=== Data ===

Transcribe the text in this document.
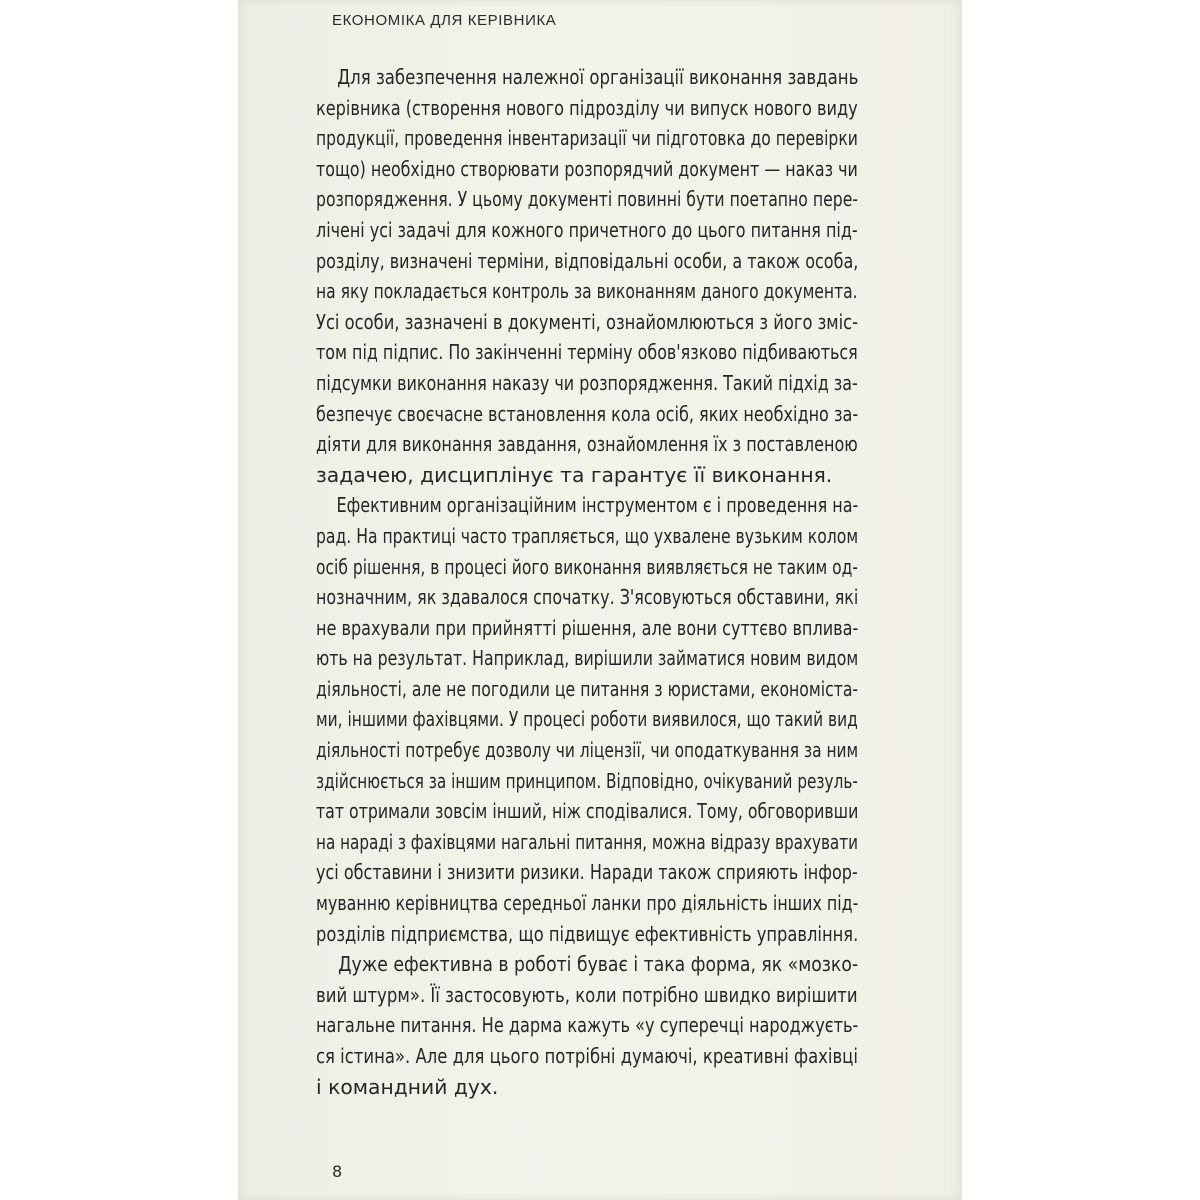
ЕКОНОМІКА ДЛЯ КЕРІВНИКА
Для забезпечення належної організації виконання завдань
керівника (створення нового підрозділу чи випуск нового виду
продукції, проведення інвентаризації чи підготовка до перевірки
тощо) необхідно створювати розпорядчий документ — наказ чи
розпорядження. У цьому документі повинні бути поетапно пере-
лічені усі задачі для кожного причетного до цього питання під-
розділу, визначені терміни, відповідальні особи, а також особа,
на яку покладається контроль за виконанням даного документа.
Усі особи, зазначені в документі, ознайомлюються з його зміс-
том під підпис. По закінченні терміну обов'язково підбиваються
підсумки виконання наказу чи розпорядження. Такий підхід за-
безпечує своєчасне встановлення кола осіб, яких необхідно за-
діяти для виконання завдання, ознайомлення їх з поставленою
задачею, дисциплінує та гарантує її виконання.
Ефективним організаційним інструментом є і проведення на-
рад. На практиці часто трапляється, що ухвалене вузьким колом
осіб рішення, в процесі його виконання виявляється не таким од-
нозначним, як здавалося спочатку. З'ясовуються обставини, які
не врахували при прийнятті рішення, але вони суттєво вплива-
ють на результат. Наприклад, вирішили займатися новим видом
діяльності, але не погодили це питання з юристами, економіста-
ми, іншими фахівцями. У процесі роботи виявилося, що такий вид
діяльності потребує дозволу чи ліцензії, чи оподаткування за ним
здійснюється за іншим принципом. Відповідно, очікуваний резуль-
тат отримали зовсім інший, ніж сподівалися. Тому, обговоривши
на нараді з фахівцями нагальні питання, можна відразу врахувати
усі обставини і знизити ризики. Наради також сприяють інфор-
муванню керівництва середньої ланки про діяльність інших під-
розділів підприємства, що підвищує ефективність управління.
Дуже ефективна в роботі буває і така форма, як «мозко-
вий штурм». Її застосовують, коли потрібно швидко вирішити
нагальне питання. Не дарма кажуть «у суперечці народжуєть-
ся істина». Але для цього потрібні думаючі, креативні фахівці
і командний дух.
8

===

Reproduce the records verbatim, omitting all images they contain.

● Worked solution:
Transcribe the text in this document.
ЕКОНОМІКА ДЛЯ КЕРІВНИКА
Для забезпечення належної організації виконання завдань
керівника (створення нового підрозділу чи випуск нового виду
продукції, проведення інвентаризації чи підготовка до перевірки
тощо) необхідно створювати розпорядчий документ — наказ чи
розпорядження. У цьому документі повинні бути поетапно пере-
лічені усі задачі для кожного причетного до цього питання під-
розділу, визначені терміни, відповідальні особи, а також особа,
на яку покладається контроль за виконанням даного документа.
Усі особи, зазначені в документі, ознайомлюються з його зміс-
том під підпис. По закінченні терміну обов'язково підбиваються
підсумки виконання наказу чи розпорядження. Такий підхід за-
безпечує своєчасне встановлення кола осіб, яких необхідно за-
діяти для виконання завдання, ознайомлення їх з поставленою
задачею, дисциплінує та гарантує її виконання.
Ефективним організаційним інструментом є і проведення на-
рад. На практиці часто трапляється, що ухвалене вузьким колом
осіб рішення, в процесі його виконання виявляється не таким од-
нозначним, як здавалося спочатку. З'ясовуються обставини, які
не врахували при прийнятті рішення, але вони суттєво вплива-
ють на результат. Наприклад, вирішили займатися новим видом
діяльності, але не погодили це питання з юристами, економіста-
ми, іншими фахівцями. У процесі роботи виявилося, що такий вид
діяльності потребує дозволу чи ліцензії, чи оподаткування за ним
здійснюється за іншим принципом. Відповідно, очікуваний резуль-
тат отримали зовсім інший, ніж сподівалися. Тому, обговоривши
на нараді з фахівцями нагальні питання, можна відразу врахувати
усі обставини і знизити ризики. Наради також сприяють інфор-
муванню керівництва середньої ланки про діяльність інших під-
розділів підприємства, що підвищує ефективність управління.
Дуже ефективна в роботі буває і така форма, як «мозко-
вий штурм». Її застосовують, коли потрібно швидко вирішити
нагальне питання. Не дарма кажуть «у суперечці народжуєть-
ся істина». Але для цього потрібні думаючі, креативні фахівці
і командний дух.
8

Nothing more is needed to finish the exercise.